The Philadelphia “Black enough” controversy has continued this week, and opens up interesting conversations worth exploring.

Last week, former Philadelphia Mayor John Street alleged current Mayor Michael Nutter is “not black enough” to serve the city’s large Black community. Typically, pundits and others are condemning Street for saying what he said. Jill Scott sparked a similar scandal earlier this year with remarks on interracial dating in Essence.

These comments highlight a complicated conversation that cannot be so easily dismissed, because communities of color think it, even if those there don’t tell you.

g.g. spirit writes on some of this matter related to No Wedding, No Womb. Her comments highlight what are broader cultural and social questions communities of color have wrangled with for decades.

Beauty standards and skin privilege; assimilation and its implications; whether race alone grants a pass to speak on the problems of a community of the same race; class and agency; motivations, community history and ideology of those stating leadership over an issue in communities of color; and the impact of individual choices on a collective psyche are all related, and have been taken on dozens of times before. Rarely is it brought up so well.

She writes:

…anyone who attempts to tackle this issue should closely examine their own values, from its origins to its intentions, before attempting to impose them on others, especially in such a personal area with far reaching psychological, financial and societal implications. Remember, communication is key and not just semantics.

→ **Stored records**
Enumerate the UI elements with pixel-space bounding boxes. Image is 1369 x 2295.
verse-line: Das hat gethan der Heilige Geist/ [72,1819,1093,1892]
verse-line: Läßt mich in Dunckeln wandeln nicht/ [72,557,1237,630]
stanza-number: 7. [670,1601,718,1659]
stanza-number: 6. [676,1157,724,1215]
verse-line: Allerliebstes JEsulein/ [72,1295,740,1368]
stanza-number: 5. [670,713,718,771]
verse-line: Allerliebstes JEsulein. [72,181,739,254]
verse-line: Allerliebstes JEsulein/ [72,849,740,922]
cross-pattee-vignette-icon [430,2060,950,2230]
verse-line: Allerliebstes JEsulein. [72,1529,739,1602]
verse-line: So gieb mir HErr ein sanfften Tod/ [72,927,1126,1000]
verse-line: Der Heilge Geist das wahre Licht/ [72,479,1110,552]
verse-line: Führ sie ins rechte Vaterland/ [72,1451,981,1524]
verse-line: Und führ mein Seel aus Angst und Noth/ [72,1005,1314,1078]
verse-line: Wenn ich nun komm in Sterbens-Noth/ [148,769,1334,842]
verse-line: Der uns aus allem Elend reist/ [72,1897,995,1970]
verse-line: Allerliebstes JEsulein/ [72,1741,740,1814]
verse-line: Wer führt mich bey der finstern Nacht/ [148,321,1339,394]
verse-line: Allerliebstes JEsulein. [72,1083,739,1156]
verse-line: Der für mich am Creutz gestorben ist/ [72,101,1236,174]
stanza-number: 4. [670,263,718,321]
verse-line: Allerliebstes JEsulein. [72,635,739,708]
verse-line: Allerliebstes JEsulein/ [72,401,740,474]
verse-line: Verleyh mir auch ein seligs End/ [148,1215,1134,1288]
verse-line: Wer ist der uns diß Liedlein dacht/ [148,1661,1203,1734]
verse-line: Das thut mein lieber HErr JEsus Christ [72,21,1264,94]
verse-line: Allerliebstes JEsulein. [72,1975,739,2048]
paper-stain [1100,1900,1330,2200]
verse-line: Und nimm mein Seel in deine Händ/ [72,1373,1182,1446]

→ **Challenges**
**1)** In the passage on the Philadelphia mayoral controversy, which publication carried Jill Scott's remarks on interracial dating?
**2)** Print the passage on the Philadelphia mayoral controversy word for word, from "Last week, former" up to and including "with for decades.".

→ **Answers to the exercise**
**1)** Essence

**2)**
Last week, former Philadelphia Mayor John Street alleged current Mayor Michael Nutter is “not black enough” to serve the city’s large Black community. Typically, pundits and others are condemning Street for saying what he said. Jill Scott sparked a similar scandal earlier this year with remarks on interracial dating in Essence.

These comments highlight a complicated conversation that cannot be so easily dismissed, because communities of color think it, even if those there don’t tell you.

g.g. spirit writes on some of this matter related to No Wedding, No Womb. Her comments highlight what are broader cultural and social questions communities of color have wrangled with for decades.